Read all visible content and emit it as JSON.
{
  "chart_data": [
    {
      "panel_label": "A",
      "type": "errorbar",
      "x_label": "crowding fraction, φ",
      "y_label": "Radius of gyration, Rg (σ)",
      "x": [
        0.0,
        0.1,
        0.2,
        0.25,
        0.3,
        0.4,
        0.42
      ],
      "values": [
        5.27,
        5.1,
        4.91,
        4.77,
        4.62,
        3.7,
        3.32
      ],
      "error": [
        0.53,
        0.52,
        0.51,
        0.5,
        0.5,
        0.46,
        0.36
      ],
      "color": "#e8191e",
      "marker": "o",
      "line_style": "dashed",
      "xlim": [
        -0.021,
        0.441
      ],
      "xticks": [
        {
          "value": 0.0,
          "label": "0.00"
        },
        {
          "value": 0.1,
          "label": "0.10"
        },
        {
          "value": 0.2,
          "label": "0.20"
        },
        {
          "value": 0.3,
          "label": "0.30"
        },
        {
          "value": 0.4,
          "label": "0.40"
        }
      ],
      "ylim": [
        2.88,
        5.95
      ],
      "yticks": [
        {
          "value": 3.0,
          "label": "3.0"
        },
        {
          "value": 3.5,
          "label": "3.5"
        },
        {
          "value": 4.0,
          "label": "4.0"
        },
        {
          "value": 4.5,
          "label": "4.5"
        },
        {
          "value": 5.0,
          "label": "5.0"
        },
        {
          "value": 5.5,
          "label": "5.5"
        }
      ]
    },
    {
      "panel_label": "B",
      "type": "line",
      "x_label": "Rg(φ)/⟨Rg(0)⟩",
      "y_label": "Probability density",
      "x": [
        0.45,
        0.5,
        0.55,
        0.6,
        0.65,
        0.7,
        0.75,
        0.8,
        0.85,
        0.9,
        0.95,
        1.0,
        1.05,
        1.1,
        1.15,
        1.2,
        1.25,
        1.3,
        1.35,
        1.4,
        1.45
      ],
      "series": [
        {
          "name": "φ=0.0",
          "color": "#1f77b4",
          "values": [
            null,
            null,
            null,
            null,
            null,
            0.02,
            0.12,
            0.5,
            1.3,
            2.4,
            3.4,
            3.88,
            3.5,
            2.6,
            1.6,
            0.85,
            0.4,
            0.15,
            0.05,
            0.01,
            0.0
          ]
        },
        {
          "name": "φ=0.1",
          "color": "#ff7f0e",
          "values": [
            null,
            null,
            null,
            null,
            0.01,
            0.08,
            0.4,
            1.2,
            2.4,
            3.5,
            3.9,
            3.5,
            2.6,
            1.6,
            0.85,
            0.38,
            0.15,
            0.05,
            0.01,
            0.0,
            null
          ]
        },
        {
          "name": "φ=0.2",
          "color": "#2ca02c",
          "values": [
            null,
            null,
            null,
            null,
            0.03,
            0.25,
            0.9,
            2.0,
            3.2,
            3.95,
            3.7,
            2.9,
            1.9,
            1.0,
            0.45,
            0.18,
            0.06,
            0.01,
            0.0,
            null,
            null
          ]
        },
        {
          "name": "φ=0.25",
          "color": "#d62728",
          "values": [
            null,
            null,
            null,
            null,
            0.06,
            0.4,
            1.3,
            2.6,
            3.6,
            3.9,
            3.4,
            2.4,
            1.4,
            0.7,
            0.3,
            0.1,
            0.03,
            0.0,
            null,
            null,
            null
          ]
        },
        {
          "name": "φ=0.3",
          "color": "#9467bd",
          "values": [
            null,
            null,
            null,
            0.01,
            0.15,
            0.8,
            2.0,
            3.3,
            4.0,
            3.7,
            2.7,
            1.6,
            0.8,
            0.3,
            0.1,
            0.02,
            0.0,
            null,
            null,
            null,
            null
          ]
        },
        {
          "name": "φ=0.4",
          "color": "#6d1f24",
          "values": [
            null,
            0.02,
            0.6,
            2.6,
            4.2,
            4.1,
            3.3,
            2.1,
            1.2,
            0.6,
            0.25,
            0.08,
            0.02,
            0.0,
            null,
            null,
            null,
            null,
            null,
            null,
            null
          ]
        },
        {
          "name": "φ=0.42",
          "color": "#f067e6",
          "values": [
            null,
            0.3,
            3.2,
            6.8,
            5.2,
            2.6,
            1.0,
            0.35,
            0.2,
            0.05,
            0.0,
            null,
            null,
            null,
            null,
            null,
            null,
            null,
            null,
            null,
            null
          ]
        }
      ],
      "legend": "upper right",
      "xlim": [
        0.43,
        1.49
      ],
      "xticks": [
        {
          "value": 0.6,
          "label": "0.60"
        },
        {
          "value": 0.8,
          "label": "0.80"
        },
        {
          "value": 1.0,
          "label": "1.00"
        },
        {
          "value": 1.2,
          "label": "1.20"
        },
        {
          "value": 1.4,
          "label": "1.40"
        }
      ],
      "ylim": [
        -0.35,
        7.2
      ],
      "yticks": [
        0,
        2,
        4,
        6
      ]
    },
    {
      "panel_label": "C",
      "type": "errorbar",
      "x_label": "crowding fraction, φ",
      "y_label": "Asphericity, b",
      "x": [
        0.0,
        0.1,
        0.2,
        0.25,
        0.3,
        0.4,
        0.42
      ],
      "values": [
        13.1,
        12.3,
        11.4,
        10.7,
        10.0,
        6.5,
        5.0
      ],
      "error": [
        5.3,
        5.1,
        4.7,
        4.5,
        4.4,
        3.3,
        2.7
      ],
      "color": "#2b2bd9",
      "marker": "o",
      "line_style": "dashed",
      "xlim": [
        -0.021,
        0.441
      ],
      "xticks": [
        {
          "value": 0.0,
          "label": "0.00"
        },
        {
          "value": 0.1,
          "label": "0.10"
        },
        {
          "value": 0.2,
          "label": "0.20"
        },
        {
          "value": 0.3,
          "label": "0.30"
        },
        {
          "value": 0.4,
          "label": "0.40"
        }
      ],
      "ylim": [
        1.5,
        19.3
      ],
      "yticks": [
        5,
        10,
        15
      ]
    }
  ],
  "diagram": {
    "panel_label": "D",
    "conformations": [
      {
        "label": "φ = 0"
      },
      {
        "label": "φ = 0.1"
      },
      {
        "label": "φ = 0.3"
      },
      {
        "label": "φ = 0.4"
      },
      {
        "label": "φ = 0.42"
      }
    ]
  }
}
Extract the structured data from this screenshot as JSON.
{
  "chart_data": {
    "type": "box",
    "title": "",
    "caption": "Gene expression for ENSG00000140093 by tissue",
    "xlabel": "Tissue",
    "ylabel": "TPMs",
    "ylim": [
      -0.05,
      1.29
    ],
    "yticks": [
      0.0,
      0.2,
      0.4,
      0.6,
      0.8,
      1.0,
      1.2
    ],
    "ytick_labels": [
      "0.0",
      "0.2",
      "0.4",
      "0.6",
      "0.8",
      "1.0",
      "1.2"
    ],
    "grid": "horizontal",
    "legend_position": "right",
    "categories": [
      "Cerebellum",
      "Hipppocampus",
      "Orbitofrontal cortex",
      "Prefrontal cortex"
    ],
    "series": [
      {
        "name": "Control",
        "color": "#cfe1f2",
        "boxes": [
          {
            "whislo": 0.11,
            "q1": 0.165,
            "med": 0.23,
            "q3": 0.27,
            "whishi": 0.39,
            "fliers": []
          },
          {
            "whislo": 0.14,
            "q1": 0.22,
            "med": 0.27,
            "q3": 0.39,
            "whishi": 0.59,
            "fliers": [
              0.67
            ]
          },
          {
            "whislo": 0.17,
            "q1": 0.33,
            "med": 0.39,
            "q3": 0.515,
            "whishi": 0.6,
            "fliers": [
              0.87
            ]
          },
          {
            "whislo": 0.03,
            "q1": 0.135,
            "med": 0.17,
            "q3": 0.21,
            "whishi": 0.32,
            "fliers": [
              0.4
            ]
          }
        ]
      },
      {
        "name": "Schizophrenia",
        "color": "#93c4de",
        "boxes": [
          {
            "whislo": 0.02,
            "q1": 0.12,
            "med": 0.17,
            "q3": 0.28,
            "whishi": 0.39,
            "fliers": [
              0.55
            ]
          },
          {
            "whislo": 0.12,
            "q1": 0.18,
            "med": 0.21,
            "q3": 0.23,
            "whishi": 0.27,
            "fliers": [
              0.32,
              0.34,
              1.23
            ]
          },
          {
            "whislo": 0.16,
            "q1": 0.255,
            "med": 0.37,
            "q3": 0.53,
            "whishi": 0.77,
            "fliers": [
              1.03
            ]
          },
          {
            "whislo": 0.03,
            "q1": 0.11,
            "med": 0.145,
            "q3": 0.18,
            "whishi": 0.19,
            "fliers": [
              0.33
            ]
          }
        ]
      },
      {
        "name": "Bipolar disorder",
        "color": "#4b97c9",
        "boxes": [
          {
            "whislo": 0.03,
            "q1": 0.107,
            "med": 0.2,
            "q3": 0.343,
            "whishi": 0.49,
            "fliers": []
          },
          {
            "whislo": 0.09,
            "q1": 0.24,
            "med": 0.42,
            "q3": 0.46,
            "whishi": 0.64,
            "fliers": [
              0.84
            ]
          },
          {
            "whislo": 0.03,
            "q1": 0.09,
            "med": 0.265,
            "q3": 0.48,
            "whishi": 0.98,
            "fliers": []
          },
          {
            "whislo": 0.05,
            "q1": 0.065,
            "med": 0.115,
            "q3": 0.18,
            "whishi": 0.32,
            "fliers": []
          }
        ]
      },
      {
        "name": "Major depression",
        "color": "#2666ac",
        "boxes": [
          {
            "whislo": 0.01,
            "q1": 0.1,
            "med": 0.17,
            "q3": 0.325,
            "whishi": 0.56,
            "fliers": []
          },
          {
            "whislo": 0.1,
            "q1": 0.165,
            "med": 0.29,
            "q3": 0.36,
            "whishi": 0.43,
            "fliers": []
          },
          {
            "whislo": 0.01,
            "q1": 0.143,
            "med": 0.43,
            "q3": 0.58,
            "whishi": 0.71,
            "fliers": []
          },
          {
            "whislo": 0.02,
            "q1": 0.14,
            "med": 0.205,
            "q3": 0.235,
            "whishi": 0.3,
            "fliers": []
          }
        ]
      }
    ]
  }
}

● EXERCISE DESCRIPTION
Copy each line of the listing that includes "JSON".

● RESPONSE BELOW
Read all visible content and emit it as JSON.
Extract the structured data from this screenshot as JSON.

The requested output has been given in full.